**WHAT TO WORK ON**.
Report back each line of the records that contains the string "Maintenance".

**INFORMATION PROVIDED**.
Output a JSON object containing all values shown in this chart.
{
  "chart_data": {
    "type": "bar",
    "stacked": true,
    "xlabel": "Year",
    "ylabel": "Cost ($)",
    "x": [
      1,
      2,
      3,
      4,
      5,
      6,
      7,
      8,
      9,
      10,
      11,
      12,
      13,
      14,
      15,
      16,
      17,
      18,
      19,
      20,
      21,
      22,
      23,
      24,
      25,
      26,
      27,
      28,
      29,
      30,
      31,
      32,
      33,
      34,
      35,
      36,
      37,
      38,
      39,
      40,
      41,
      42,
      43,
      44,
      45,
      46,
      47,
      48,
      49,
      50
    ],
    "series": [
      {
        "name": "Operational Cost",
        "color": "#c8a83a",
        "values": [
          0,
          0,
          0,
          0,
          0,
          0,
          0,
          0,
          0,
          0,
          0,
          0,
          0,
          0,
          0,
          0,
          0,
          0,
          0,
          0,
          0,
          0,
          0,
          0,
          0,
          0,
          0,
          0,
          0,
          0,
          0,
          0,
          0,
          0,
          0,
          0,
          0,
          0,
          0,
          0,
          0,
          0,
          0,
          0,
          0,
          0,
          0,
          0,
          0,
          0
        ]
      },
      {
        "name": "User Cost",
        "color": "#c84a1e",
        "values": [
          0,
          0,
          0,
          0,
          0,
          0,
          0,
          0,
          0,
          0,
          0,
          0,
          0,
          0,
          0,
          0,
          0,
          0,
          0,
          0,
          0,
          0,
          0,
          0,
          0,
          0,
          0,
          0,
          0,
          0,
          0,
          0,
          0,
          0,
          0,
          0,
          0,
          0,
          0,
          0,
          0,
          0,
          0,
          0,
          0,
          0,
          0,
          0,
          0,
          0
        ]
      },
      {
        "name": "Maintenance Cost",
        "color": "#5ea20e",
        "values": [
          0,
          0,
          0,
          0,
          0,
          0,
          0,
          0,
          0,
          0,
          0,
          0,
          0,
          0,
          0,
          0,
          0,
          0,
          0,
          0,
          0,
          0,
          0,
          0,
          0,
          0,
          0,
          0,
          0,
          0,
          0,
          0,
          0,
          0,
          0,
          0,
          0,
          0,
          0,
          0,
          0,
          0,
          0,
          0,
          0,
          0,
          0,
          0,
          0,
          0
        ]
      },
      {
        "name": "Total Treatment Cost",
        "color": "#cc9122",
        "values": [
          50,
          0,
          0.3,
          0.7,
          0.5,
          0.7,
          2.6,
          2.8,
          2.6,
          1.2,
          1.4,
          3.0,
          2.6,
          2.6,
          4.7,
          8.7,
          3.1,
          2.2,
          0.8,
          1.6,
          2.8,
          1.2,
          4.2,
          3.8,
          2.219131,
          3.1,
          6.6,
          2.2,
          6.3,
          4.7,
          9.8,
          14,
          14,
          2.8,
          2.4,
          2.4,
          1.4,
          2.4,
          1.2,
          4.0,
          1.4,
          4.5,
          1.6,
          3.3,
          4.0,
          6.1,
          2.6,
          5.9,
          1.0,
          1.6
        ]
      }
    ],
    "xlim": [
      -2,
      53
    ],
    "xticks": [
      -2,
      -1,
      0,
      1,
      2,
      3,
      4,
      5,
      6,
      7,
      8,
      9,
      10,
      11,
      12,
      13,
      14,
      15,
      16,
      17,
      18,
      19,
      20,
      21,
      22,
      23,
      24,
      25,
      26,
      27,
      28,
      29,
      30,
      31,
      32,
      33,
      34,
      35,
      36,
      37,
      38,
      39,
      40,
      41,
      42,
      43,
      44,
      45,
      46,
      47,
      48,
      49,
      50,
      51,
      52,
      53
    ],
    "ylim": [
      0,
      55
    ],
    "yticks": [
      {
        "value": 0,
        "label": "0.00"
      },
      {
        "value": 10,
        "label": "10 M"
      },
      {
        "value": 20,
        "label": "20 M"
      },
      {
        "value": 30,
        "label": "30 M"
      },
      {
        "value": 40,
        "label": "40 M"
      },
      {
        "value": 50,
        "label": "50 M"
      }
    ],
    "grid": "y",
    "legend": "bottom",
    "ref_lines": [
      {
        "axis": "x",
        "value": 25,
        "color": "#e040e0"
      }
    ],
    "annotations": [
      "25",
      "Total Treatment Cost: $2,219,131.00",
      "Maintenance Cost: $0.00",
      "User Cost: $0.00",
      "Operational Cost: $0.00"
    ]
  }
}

**OUTPUT FOR THIS EXERCISE**.
        "name": "Maintenance Cost",
      "Maintenance Cost: $0.00",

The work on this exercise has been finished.